- _Prompt_: Return all lines where the word "génie" can be found.

....

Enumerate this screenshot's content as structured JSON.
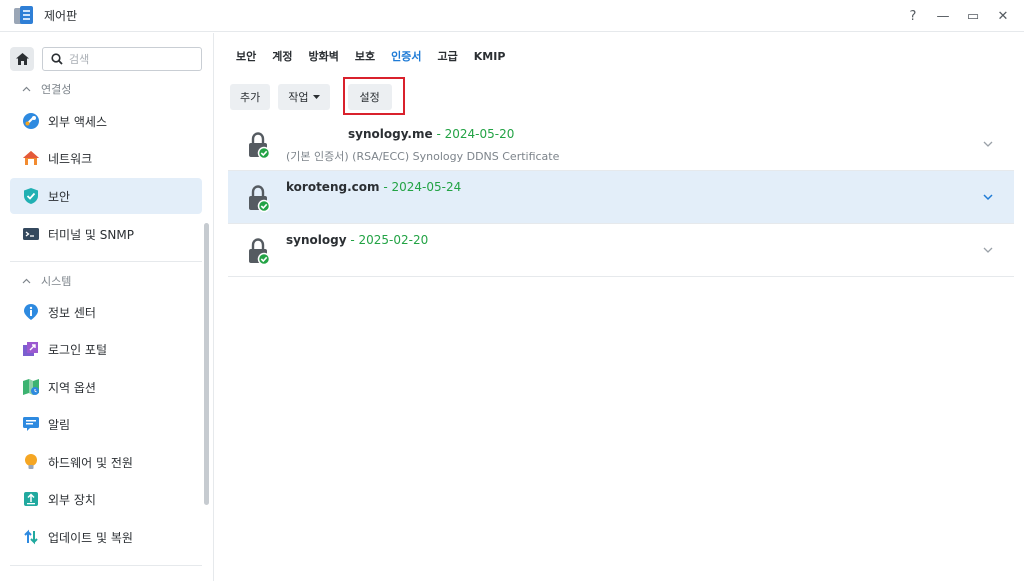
{
  "window": {
    "title": "제어판",
    "controls": {
      "help": "?",
      "minimize": "—",
      "maximize": "▭",
      "close": "✕"
    }
  },
  "sidebar": {
    "search_placeholder": "검색",
    "groups": [
      {
        "label": "연결성",
        "items": [
          "외부 액세스",
          "네트워크",
          "보안",
          "터미널 및 SNMP"
        ]
      },
      {
        "label": "시스템",
        "items": [
          "정보 센터",
          "로그인 포털",
          "지역 옵션",
          "알림",
          "하드웨어 및 전원",
          "외부 장치",
          "업데이트 및 복원"
        ]
      }
    ],
    "active_item": "보안"
  },
  "tabs": [
    "보안",
    "계정",
    "방화벽",
    "보호",
    "인증서",
    "고급",
    "KMIP"
  ],
  "active_tab": "인증서",
  "toolbar": {
    "add": "추가",
    "action": "작업",
    "settings": "설정"
  },
  "certificates": [
    {
      "name": "synology.me",
      "separator": " - ",
      "date": "2024-05-20",
      "sub": "(기본 인증서) (RSA/ECC) Synology DDNS Certificate"
    },
    {
      "name": "koroteng.com",
      "separator": " - ",
      "date": "2024-05-24",
      "sub": ""
    },
    {
      "name": "synology",
      "separator": " - ",
      "date": "2025-02-20",
      "sub": ""
    }
  ],
  "colors": {
    "accent": "#1f7bd6",
    "date_green": "#23a345",
    "selection": "#e3eef9",
    "highlight_red": "#d9212c"
  },
  "icons": {
    "home": "home-icon",
    "search": "search-icon",
    "lock": "lock-icon",
    "check": "check-icon",
    "chevron": "chevron-down-icon"
  }
}
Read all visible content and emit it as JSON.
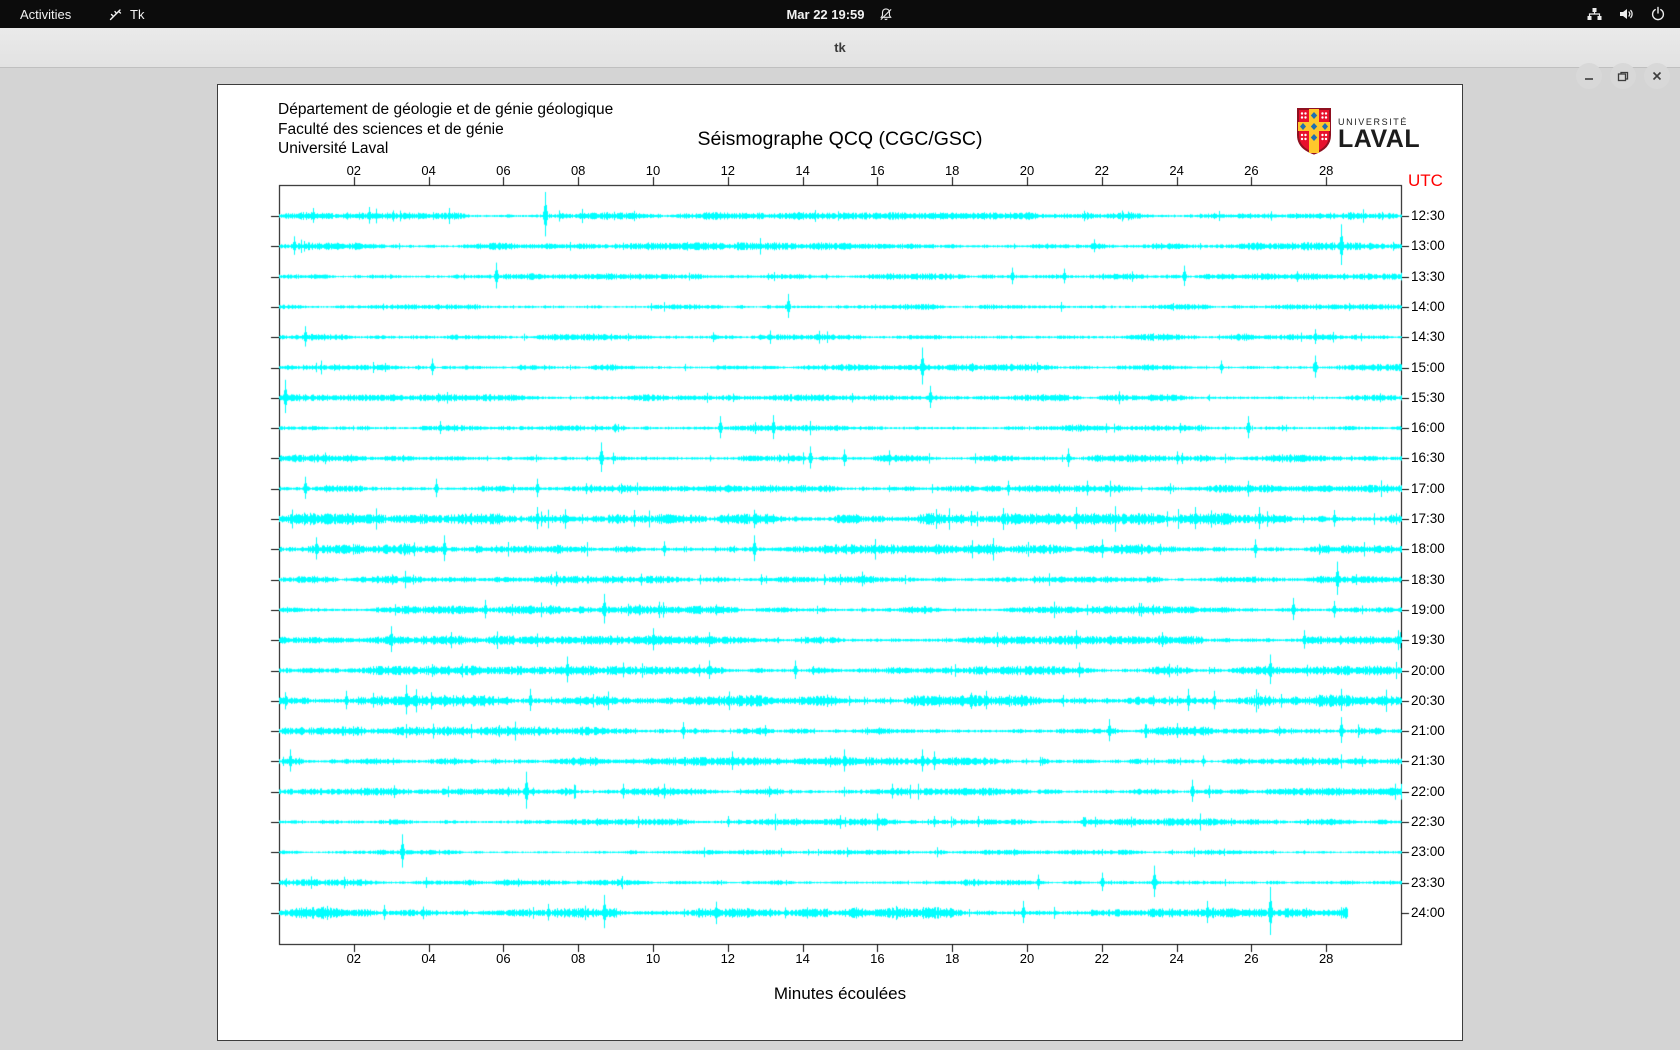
{
  "topbar": {
    "activities_label": "Activities",
    "app_name": "Tk",
    "clock": "Mar 22 19:59",
    "icon_names": [
      "tk-app-icon",
      "notifications-muted-icon",
      "network-wired-icon",
      "volume-icon",
      "power-icon"
    ]
  },
  "titlebar": {
    "title": "tk",
    "buttons": [
      "minimize",
      "maximize",
      "close"
    ]
  },
  "page": {
    "header_lines": [
      "Département de géologie et de génie géologique",
      "Faculté des sciences et de génie",
      "Université Laval"
    ],
    "title": "Séismographe QCQ (CGC/GSC)",
    "logo_line1": "UNIVERSITÉ",
    "logo_line2": "LAVAL"
  },
  "chart_data": {
    "type": "line",
    "subtype": "helicorder-seismogram",
    "title": "Séismographe QCQ (CGC/GSC)",
    "xlabel": "Minutes écoulées",
    "right_axis_label": "UTC",
    "x_range_minutes": [
      0,
      30
    ],
    "x_ticks": [
      "02",
      "04",
      "06",
      "08",
      "10",
      "12",
      "14",
      "16",
      "18",
      "20",
      "22",
      "24",
      "26",
      "28"
    ],
    "trace_color": "#00ffff",
    "utc_color": "#ff0000",
    "rows": [
      {
        "label": "12:30",
        "noise": 1.6,
        "extent": 1,
        "events": [
          [
            0.9,
            8
          ],
          [
            2.4,
            9
          ],
          [
            7.1,
            24
          ]
        ]
      },
      {
        "label": "13:00",
        "noise": 1.7,
        "extent": 1,
        "events": [
          [
            0.4,
            10
          ],
          [
            21.8,
            7
          ],
          [
            28.4,
            22
          ]
        ]
      },
      {
        "label": "13:30",
        "noise": 1.4,
        "extent": 1,
        "events": [
          [
            5.8,
            14
          ],
          [
            19.6,
            9
          ],
          [
            21.0,
            8
          ],
          [
            24.2,
            11
          ]
        ]
      },
      {
        "label": "14:00",
        "noise": 1.3,
        "extent": 1,
        "events": [
          [
            13.6,
            13
          ]
        ]
      },
      {
        "label": "14:30",
        "noise": 1.5,
        "extent": 1,
        "events": [
          [
            0.7,
            11
          ],
          [
            27.7,
            8
          ]
        ]
      },
      {
        "label": "15:00",
        "noise": 1.5,
        "extent": 1,
        "events": [
          [
            4.1,
            9
          ],
          [
            17.2,
            20
          ],
          [
            25.2,
            7
          ],
          [
            27.7,
            12
          ]
        ]
      },
      {
        "label": "15:30",
        "noise": 1.5,
        "extent": 1,
        "events": [
          [
            0.15,
            18
          ],
          [
            17.4,
            12
          ]
        ]
      },
      {
        "label": "16:00",
        "noise": 1.6,
        "extent": 1,
        "events": [
          [
            4.3,
            7
          ],
          [
            11.8,
            12
          ],
          [
            13.2,
            13
          ],
          [
            25.9,
            12
          ]
        ]
      },
      {
        "label": "16:30",
        "noise": 1.7,
        "extent": 1,
        "events": [
          [
            8.6,
            16
          ],
          [
            14.2,
            12
          ],
          [
            15.1,
            9
          ],
          [
            16.3,
            8
          ],
          [
            21.1,
            10
          ],
          [
            24.0,
            7
          ]
        ]
      },
      {
        "label": "17:00",
        "noise": 1.6,
        "extent": 1,
        "events": [
          [
            0.7,
            12
          ],
          [
            4.2,
            10
          ],
          [
            6.9,
            10
          ],
          [
            19.5,
            8
          ],
          [
            21.6,
            8
          ]
        ]
      },
      {
        "label": "17:30",
        "noise": 2.6,
        "extent": 1,
        "events": [
          [
            6.9,
            12
          ],
          [
            9.5,
            9
          ],
          [
            18.5,
            8
          ],
          [
            21.3,
            12
          ],
          [
            24.5,
            12
          ],
          [
            26.2,
            12
          ],
          [
            28.2,
            9
          ]
        ]
      },
      {
        "label": "18:00",
        "noise": 2.2,
        "extent": 1,
        "events": [
          [
            1.0,
            12
          ],
          [
            4.4,
            14
          ],
          [
            10.3,
            8
          ],
          [
            12.7,
            14
          ],
          [
            22.0,
            10
          ],
          [
            26.1,
            10
          ]
        ]
      },
      {
        "label": "18:30",
        "noise": 1.6,
        "extent": 1,
        "events": [
          [
            7.4,
            8
          ],
          [
            15.6,
            8
          ],
          [
            28.3,
            18
          ]
        ]
      },
      {
        "label": "19:00",
        "noise": 1.8,
        "extent": 1,
        "events": [
          [
            5.5,
            10
          ],
          [
            8.7,
            16
          ],
          [
            23.0,
            7
          ],
          [
            27.1,
            12
          ],
          [
            28.2,
            9
          ]
        ]
      },
      {
        "label": "19:30",
        "noise": 2.0,
        "extent": 1,
        "events": [
          [
            3.0,
            14
          ],
          [
            10.0,
            12
          ],
          [
            11.5,
            8
          ],
          [
            19.2,
            8
          ],
          [
            21.3,
            10
          ],
          [
            23.6,
            8
          ],
          [
            27.4,
            10
          ]
        ]
      },
      {
        "label": "20:00",
        "noise": 2.0,
        "extent": 1,
        "events": [
          [
            7.7,
            14
          ],
          [
            9.2,
            8
          ],
          [
            11.5,
            10
          ],
          [
            13.8,
            10
          ],
          [
            21.4,
            8
          ],
          [
            26.5,
            16
          ]
        ]
      },
      {
        "label": "20:30",
        "noise": 2.6,
        "extent": 1,
        "events": [
          [
            1.8,
            10
          ],
          [
            2.5,
            8
          ],
          [
            3.4,
            16
          ],
          [
            6.7,
            12
          ],
          [
            18.9,
            10
          ],
          [
            24.3,
            12
          ],
          [
            25.0,
            10
          ],
          [
            28.4,
            12
          ]
        ]
      },
      {
        "label": "21:00",
        "noise": 2.0,
        "extent": 1,
        "events": [
          [
            10.8,
            9
          ],
          [
            13.0,
            6
          ],
          [
            22.2,
            12
          ],
          [
            24.0,
            8
          ],
          [
            28.4,
            14
          ]
        ]
      },
      {
        "label": "21:30",
        "noise": 1.8,
        "extent": 1,
        "events": [
          [
            0.3,
            12
          ],
          [
            12.1,
            10
          ],
          [
            15.1,
            12
          ],
          [
            17.2,
            12
          ],
          [
            17.5,
            10
          ],
          [
            24.7,
            6
          ]
        ]
      },
      {
        "label": "22:00",
        "noise": 1.7,
        "extent": 1,
        "events": [
          [
            6.6,
            20
          ],
          [
            9.2,
            8
          ],
          [
            10.3,
            8
          ],
          [
            16.4,
            8
          ],
          [
            24.4,
            12
          ]
        ]
      },
      {
        "label": "22:30",
        "noise": 1.6,
        "extent": 1,
        "events": [
          [
            12.0,
            6
          ],
          [
            17.5,
            6
          ],
          [
            18.7,
            6
          ],
          [
            21.5,
            5
          ]
        ]
      },
      {
        "label": "23:00",
        "noise": 1.1,
        "extent": 1,
        "events": [
          [
            3.3,
            18
          ]
        ]
      },
      {
        "label": "23:30",
        "noise": 1.4,
        "extent": 1,
        "events": [
          [
            20.3,
            8
          ],
          [
            22.0,
            10
          ],
          [
            23.4,
            17
          ]
        ]
      },
      {
        "label": "24:00",
        "noise": 2.4,
        "extent": 0.952,
        "events": [
          [
            2.8,
            8
          ],
          [
            7.2,
            9
          ],
          [
            8.7,
            18
          ],
          [
            19.9,
            12
          ],
          [
            24.8,
            12
          ],
          [
            26.5,
            26
          ]
        ]
      }
    ]
  }
}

....

- _Correct result_:
      "Département de géologie et de génie géologique",
      "Faculté des sciences et de génie",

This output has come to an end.